Your task: Scan the records and identify every line in which the string "возврат" occurs, then return those lines.
** Start **
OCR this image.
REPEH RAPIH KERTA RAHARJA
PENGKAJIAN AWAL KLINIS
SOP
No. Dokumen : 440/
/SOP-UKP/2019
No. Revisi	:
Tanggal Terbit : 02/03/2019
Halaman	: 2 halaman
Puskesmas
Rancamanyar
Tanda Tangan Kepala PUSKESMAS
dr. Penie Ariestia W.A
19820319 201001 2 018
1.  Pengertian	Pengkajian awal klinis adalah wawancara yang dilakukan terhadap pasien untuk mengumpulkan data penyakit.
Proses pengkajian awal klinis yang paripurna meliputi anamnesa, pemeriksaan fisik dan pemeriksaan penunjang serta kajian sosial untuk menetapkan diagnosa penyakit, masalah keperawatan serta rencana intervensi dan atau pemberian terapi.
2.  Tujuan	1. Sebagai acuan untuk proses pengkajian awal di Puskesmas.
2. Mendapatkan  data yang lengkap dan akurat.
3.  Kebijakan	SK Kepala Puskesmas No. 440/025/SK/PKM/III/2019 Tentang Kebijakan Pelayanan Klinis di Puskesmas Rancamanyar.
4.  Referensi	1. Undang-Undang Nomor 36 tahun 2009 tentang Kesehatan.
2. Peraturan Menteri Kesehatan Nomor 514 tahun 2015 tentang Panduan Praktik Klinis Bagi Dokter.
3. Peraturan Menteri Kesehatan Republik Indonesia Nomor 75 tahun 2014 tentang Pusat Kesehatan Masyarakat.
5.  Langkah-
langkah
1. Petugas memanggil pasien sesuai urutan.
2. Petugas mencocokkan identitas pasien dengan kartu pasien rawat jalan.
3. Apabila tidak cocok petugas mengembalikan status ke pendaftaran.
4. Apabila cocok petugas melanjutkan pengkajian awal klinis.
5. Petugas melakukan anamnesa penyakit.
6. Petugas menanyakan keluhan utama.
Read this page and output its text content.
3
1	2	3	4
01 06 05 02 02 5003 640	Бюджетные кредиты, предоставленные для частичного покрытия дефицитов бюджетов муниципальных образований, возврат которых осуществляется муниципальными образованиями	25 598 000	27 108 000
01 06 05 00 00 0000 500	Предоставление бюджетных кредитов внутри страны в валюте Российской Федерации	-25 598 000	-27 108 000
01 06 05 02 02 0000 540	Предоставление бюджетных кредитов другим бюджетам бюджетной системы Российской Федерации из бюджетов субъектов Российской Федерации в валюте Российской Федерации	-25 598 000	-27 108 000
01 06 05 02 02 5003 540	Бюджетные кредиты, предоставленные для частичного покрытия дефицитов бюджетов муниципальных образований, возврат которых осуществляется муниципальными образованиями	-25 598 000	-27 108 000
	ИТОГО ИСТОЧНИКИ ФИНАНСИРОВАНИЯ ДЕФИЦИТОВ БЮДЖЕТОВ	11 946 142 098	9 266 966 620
** End **
** Start **
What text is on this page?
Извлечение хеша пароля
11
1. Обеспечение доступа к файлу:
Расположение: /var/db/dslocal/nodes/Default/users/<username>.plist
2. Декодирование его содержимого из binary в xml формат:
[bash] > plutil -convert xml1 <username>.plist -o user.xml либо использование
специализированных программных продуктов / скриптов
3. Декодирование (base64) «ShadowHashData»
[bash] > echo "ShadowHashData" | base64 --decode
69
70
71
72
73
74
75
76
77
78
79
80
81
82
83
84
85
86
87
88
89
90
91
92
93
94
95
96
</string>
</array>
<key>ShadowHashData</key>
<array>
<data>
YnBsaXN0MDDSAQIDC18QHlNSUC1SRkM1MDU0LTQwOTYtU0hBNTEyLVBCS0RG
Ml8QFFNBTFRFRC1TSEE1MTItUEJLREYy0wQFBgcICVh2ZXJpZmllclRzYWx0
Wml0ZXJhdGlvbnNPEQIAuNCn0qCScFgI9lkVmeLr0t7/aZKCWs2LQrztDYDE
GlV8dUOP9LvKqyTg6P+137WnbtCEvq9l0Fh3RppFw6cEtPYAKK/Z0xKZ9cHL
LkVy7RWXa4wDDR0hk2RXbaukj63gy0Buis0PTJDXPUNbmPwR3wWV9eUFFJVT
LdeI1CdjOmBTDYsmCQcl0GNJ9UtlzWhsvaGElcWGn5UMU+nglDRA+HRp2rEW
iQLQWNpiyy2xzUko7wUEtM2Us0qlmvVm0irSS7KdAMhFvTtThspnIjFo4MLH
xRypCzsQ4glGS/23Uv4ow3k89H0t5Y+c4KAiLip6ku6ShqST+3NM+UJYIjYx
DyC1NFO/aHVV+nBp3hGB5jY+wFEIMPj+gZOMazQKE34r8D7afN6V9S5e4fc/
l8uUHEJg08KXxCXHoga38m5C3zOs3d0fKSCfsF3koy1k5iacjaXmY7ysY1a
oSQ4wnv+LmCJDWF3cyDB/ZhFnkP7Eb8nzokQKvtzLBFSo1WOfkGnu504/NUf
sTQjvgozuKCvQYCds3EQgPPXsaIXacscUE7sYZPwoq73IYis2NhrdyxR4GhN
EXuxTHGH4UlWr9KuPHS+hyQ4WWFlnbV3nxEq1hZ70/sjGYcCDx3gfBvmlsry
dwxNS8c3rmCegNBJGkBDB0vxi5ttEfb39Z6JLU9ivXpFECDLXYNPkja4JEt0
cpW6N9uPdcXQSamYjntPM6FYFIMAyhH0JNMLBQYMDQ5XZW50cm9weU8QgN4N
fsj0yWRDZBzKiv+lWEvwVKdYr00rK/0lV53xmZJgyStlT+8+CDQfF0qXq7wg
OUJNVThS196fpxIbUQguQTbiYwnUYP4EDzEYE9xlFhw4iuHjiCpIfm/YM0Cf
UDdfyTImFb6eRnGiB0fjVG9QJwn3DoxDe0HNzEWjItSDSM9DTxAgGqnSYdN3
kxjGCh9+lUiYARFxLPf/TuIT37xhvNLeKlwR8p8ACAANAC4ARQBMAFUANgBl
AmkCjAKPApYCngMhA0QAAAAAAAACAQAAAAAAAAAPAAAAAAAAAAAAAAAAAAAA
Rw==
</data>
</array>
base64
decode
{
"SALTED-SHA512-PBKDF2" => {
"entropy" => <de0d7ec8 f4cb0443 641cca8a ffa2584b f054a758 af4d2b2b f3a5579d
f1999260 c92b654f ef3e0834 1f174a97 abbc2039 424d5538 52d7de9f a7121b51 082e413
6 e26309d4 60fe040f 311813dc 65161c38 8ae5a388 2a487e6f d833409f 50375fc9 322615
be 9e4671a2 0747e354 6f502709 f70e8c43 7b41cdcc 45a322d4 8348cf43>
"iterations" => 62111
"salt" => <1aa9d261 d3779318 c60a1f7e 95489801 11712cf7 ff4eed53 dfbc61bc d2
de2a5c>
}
** End **
Reply:
01 06 05 02 02 5003 640	Бюджетные кредиты, предоставленные для частичного покрытия дефицитов бюджетов муниципальных образований, возврат которых осуществляется муниципальными образованиями	25 598 000	27 108 000
01 06 05 02 02 5003 540	Бюджетные кредиты, предоставленные для частичного покрытия дефицитов бюджетов муниципальных образований, возврат которых осуществляется муниципальными образованиями	-25 598 000	-27 108 000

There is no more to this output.